Write out all of the records precisely. Skip anything that is a picture.

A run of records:
□ □ □ □ □

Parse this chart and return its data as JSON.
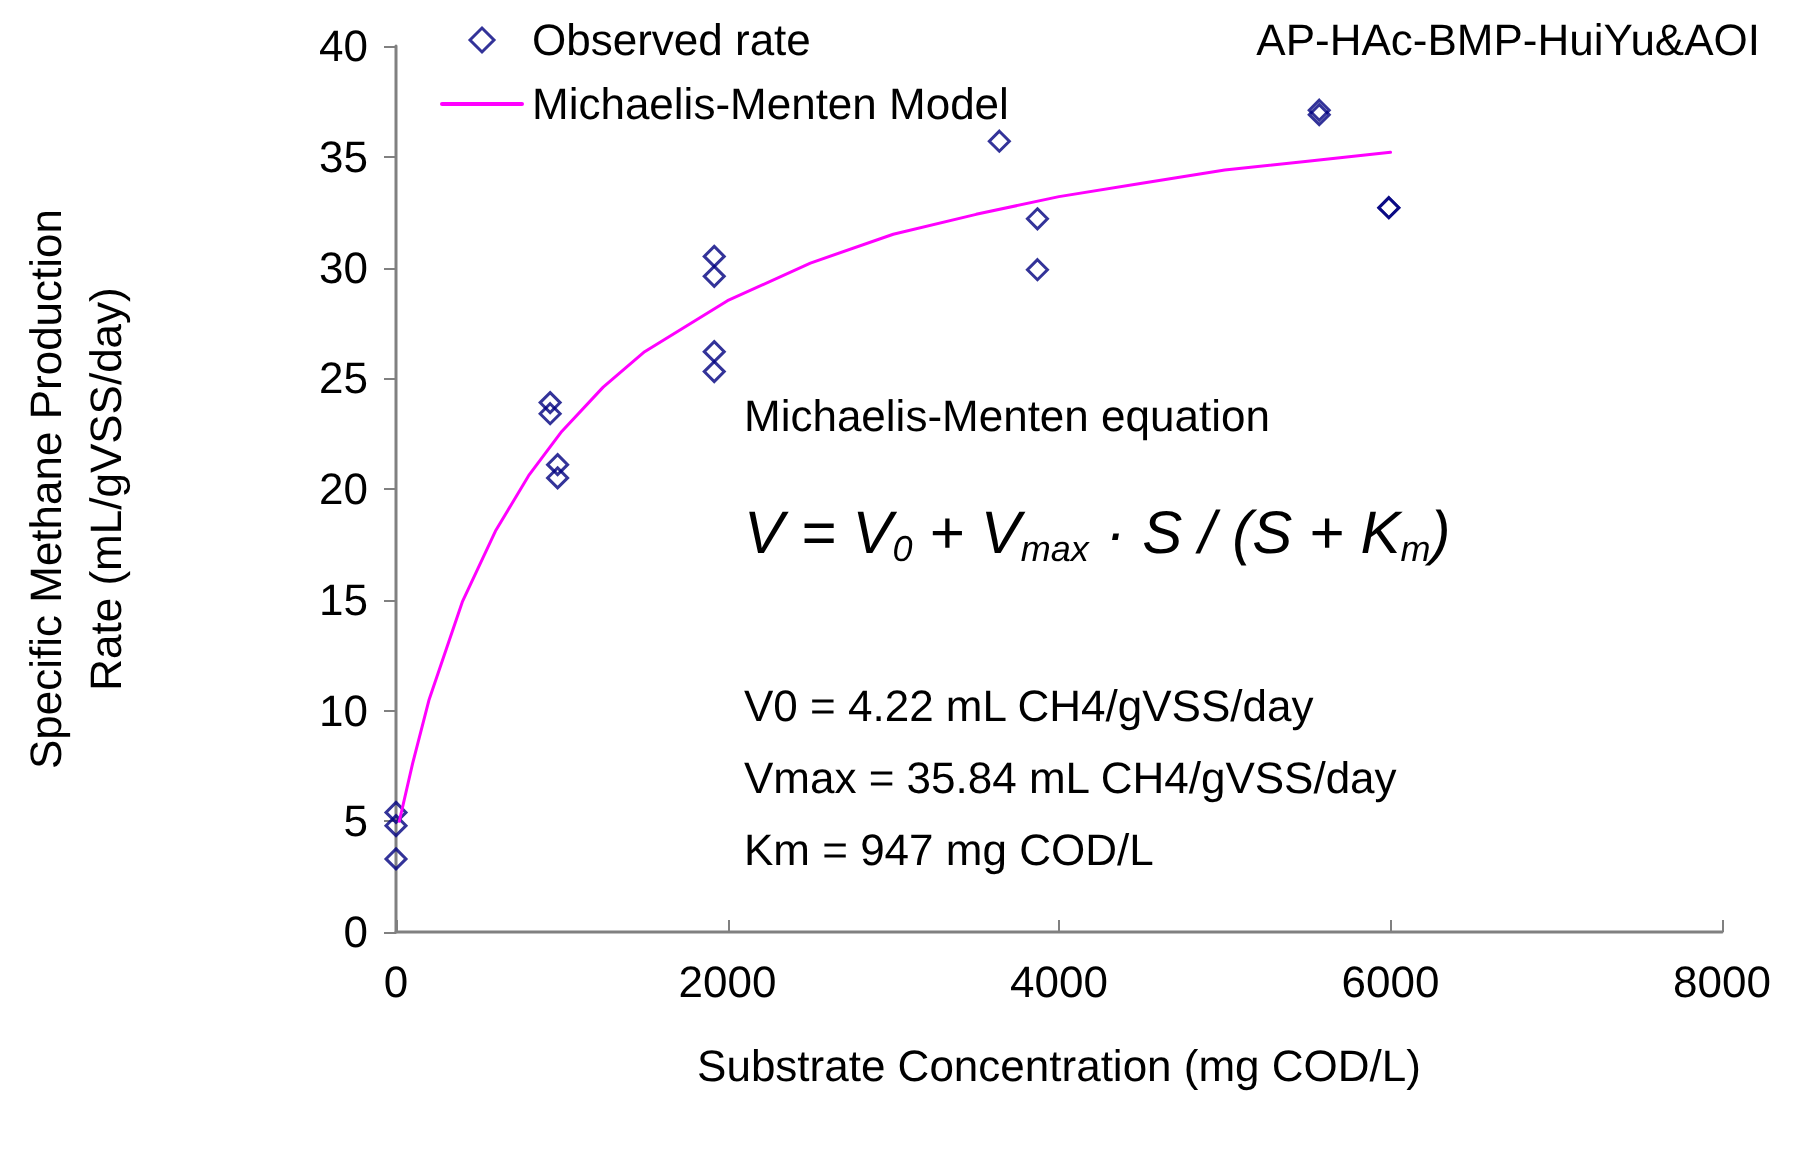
{
  "chart_data": {
    "type": "scatter",
    "title": "AP-HAc-BMP-HuiYu&AOI",
    "xlabel": "Substrate Concentration (mg COD/L)",
    "ylabel": "Specific Methane Production\nRate (mL/gVSS/day)",
    "xlim": [
      0,
      8000
    ],
    "xticks": [
      0,
      2000,
      4000,
      6000,
      8000
    ],
    "ylim": [
      0,
      40
    ],
    "yticks": [
      0,
      5,
      10,
      15,
      20,
      25,
      30,
      35,
      40
    ],
    "grid": false,
    "legend": "top left",
    "series": [
      {
        "name": "Observed rate",
        "marker": "diamond",
        "color": "#000080",
        "x": [
          0,
          0,
          0,
          930,
          930,
          975,
          975,
          1920,
          1920,
          1920,
          1920,
          3640,
          3870,
          3870,
          5570,
          5570,
          5990,
          5990
        ],
        "values": [
          5.4,
          4.8,
          3.3,
          23.9,
          23.4,
          21.1,
          20.5,
          30.5,
          29.6,
          26.2,
          25.3,
          35.7,
          32.2,
          29.9,
          37.1,
          36.9,
          32.7,
          32.7
        ]
      },
      {
        "name": "Michaelis-Menten Model",
        "type": "line",
        "marker": "none",
        "line_style": "solid",
        "color": "#ff00ff",
        "x": [
          20,
          100,
          200,
          400,
          600,
          800,
          1000,
          1250,
          1500,
          2000,
          2500,
          3000,
          3500,
          4000,
          4500,
          5000,
          5500,
          6000
        ],
        "values": [
          5.0,
          7.6,
          10.5,
          14.9,
          18.1,
          20.6,
          22.6,
          24.6,
          26.2,
          28.5,
          30.2,
          31.5,
          32.4,
          33.2,
          33.8,
          34.4,
          34.8,
          35.2
        ]
      }
    ],
    "annotations": [
      "Michaelis-Menten equation",
      "V = V$_{0}$ + V$_{max}$ · S / (S + K$_{m}$)",
      "V0 = 4.22 mL CH4/gVSS/day",
      "Vmax = 35.84 mL CH4/gVSS/day",
      "Km = 947 mg COD/L"
    ]
  }
}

□ □ □ □ □

Problem solution:
Parse this chart and return its data as JSON.
{
  "chart_data": {
    "type": "scatter",
    "title": "AP-HAc-BMP-HuiYu&AOI",
    "xlabel": "Substrate Concentration (mg COD/L)",
    "ylabel": "Specific Methane Production\nRate (mL/gVSS/day)",
    "xlim": [
      0,
      8000
    ],
    "xticks": [
      0,
      2000,
      4000,
      6000,
      8000
    ],
    "ylim": [
      0,
      40
    ],
    "yticks": [
      0,
      5,
      10,
      15,
      20,
      25,
      30,
      35,
      40
    ],
    "grid": false,
    "legend": "top left",
    "series": [
      {
        "name": "Observed rate",
        "marker": "diamond",
        "color": "#000080",
        "x": [
          0,
          0,
          0,
          930,
          930,
          975,
          975,
          1920,
          1920,
          1920,
          1920,
          3640,
          3870,
          3870,
          5570,
          5570,
          5990,
          5990
        ],
        "values": [
          5.4,
          4.8,
          3.3,
          23.9,
          23.4,
          21.1,
          20.5,
          30.5,
          29.6,
          26.2,
          25.3,
          35.7,
          32.2,
          29.9,
          37.1,
          36.9,
          32.7,
          32.7
        ]
      },
      {
        "name": "Michaelis-Menten Model",
        "type": "line",
        "marker": "none",
        "line_style": "solid",
        "color": "#ff00ff",
        "x": [
          20,
          100,
          200,
          400,
          600,
          800,
          1000,
          1250,
          1500,
          2000,
          2500,
          3000,
          3500,
          4000,
          4500,
          5000,
          5500,
          6000
        ],
        "values": [
          5.0,
          7.6,
          10.5,
          14.9,
          18.1,
          20.6,
          22.6,
          24.6,
          26.2,
          28.5,
          30.2,
          31.5,
          32.4,
          33.2,
          33.8,
          34.4,
          34.8,
          35.2
        ]
      }
    ],
    "annotations": [
      "Michaelis-Menten equation",
      "V = V$_{0}$ + V$_{max}$ · S / (S + K$_{m}$)",
      "V0 = 4.22 mL CH4/gVSS/day",
      "Vmax = 35.84 mL CH4/gVSS/day",
      "Km = 947 mg COD/L"
    ]
  }
}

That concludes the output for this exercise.